[Data entries for graphics]
────────
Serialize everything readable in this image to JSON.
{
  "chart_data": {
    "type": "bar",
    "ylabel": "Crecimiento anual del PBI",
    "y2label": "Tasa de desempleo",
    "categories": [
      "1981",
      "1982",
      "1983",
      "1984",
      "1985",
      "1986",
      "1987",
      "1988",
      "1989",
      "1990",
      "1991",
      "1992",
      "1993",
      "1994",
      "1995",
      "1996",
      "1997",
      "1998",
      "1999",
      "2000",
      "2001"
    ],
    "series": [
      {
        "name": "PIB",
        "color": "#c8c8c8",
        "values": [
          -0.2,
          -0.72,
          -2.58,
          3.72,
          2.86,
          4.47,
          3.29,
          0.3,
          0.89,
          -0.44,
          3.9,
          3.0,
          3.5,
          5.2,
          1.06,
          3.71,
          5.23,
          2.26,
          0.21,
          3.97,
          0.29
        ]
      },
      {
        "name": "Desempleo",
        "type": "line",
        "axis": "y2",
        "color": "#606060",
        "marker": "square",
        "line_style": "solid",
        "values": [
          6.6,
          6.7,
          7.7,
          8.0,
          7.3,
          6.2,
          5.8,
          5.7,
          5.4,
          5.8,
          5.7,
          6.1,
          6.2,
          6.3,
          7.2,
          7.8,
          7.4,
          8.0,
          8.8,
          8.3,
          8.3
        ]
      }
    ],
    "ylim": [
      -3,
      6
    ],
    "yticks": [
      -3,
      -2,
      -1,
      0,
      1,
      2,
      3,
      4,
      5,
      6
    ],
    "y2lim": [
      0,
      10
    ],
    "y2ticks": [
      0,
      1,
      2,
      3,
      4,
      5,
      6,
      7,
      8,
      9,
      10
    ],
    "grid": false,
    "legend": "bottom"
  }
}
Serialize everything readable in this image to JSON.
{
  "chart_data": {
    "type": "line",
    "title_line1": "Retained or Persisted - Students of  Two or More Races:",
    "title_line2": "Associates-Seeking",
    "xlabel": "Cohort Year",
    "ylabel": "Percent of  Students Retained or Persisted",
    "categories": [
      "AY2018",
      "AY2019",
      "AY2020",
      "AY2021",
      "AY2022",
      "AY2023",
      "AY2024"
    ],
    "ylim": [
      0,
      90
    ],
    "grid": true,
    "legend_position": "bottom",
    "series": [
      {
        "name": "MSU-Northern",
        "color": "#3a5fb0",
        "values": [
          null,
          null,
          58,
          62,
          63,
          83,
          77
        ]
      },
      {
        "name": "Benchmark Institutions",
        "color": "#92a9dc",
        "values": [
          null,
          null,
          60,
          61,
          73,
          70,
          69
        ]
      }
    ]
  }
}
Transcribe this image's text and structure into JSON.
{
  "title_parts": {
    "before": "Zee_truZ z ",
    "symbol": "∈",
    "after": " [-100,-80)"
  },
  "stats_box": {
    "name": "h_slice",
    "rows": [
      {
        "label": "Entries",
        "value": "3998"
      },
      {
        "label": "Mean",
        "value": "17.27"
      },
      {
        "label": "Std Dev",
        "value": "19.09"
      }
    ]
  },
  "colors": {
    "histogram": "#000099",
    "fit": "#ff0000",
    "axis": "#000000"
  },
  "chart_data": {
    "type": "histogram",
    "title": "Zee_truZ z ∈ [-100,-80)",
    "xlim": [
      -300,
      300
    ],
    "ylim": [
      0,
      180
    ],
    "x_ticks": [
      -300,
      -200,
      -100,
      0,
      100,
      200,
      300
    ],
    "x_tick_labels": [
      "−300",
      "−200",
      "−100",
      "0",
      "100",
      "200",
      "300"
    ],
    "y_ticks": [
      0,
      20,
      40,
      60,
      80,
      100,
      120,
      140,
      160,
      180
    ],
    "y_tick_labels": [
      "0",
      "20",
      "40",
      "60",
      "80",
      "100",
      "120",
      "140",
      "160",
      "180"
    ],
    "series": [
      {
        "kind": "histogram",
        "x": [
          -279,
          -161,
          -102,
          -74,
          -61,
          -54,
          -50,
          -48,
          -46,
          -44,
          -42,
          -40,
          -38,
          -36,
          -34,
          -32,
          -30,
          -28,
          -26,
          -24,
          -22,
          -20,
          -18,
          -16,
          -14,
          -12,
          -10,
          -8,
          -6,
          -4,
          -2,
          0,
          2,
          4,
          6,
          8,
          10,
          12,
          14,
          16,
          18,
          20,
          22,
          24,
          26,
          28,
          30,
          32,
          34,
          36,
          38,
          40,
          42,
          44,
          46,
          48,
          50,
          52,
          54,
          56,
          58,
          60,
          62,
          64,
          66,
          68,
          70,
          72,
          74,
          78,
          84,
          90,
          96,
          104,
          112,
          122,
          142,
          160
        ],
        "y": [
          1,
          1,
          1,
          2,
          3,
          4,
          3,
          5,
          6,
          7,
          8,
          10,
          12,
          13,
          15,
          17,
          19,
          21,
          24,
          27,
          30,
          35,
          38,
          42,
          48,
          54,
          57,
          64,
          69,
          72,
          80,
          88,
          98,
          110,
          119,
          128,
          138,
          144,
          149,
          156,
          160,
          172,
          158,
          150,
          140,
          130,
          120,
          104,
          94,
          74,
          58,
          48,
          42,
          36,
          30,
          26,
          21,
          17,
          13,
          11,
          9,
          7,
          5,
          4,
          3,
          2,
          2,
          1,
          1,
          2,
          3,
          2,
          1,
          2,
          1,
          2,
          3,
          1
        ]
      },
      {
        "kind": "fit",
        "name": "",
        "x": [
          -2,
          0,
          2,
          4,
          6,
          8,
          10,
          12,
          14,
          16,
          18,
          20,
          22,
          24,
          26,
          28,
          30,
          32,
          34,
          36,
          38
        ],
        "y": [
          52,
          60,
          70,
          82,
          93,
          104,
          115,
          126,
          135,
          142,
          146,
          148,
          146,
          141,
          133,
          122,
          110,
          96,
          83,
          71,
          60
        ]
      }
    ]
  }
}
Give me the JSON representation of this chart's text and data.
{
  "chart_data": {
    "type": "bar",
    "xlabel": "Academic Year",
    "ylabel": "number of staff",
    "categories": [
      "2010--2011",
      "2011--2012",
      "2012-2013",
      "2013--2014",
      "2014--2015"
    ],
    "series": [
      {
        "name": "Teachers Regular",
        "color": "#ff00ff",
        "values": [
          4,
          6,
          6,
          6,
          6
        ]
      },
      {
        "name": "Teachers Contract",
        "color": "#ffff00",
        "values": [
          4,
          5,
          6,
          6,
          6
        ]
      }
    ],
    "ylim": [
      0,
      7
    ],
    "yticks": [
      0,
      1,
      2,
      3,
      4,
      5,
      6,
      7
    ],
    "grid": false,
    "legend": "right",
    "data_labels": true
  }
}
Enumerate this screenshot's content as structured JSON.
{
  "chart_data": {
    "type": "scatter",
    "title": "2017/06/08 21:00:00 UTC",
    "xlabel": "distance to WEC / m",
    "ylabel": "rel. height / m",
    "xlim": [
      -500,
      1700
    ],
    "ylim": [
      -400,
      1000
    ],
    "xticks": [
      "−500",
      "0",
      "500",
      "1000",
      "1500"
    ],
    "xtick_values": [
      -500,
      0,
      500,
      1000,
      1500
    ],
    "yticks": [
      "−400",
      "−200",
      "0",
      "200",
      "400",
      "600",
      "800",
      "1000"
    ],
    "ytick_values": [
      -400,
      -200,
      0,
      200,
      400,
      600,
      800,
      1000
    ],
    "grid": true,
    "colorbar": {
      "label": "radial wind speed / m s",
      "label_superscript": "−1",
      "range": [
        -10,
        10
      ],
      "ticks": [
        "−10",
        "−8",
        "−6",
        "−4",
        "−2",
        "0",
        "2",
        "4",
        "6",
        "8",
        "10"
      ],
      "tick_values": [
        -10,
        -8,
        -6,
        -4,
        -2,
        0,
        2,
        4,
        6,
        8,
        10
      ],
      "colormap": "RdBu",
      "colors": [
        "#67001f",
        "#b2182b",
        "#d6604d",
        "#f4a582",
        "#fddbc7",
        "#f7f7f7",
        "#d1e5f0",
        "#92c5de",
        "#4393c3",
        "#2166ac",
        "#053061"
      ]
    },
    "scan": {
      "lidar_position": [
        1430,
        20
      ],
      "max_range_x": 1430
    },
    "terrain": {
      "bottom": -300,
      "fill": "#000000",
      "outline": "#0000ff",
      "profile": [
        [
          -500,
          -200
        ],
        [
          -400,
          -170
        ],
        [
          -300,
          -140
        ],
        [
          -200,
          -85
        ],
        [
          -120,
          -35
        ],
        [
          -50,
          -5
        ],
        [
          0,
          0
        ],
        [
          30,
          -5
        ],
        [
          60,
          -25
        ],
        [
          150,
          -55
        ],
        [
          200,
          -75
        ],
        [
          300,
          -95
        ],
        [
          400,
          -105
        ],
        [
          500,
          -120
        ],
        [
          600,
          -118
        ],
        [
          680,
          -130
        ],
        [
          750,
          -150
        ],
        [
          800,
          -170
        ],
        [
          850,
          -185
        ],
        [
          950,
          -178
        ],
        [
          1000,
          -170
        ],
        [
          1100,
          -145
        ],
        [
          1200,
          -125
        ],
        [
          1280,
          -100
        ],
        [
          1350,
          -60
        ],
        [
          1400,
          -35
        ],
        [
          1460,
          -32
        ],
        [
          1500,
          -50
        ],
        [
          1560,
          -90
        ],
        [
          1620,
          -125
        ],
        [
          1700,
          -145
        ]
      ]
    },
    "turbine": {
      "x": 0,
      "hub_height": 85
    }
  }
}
────────
→ **Exercise**: Only a number is wanted: how many lines of the material include the word "Students".

→ **Exercise output**: 2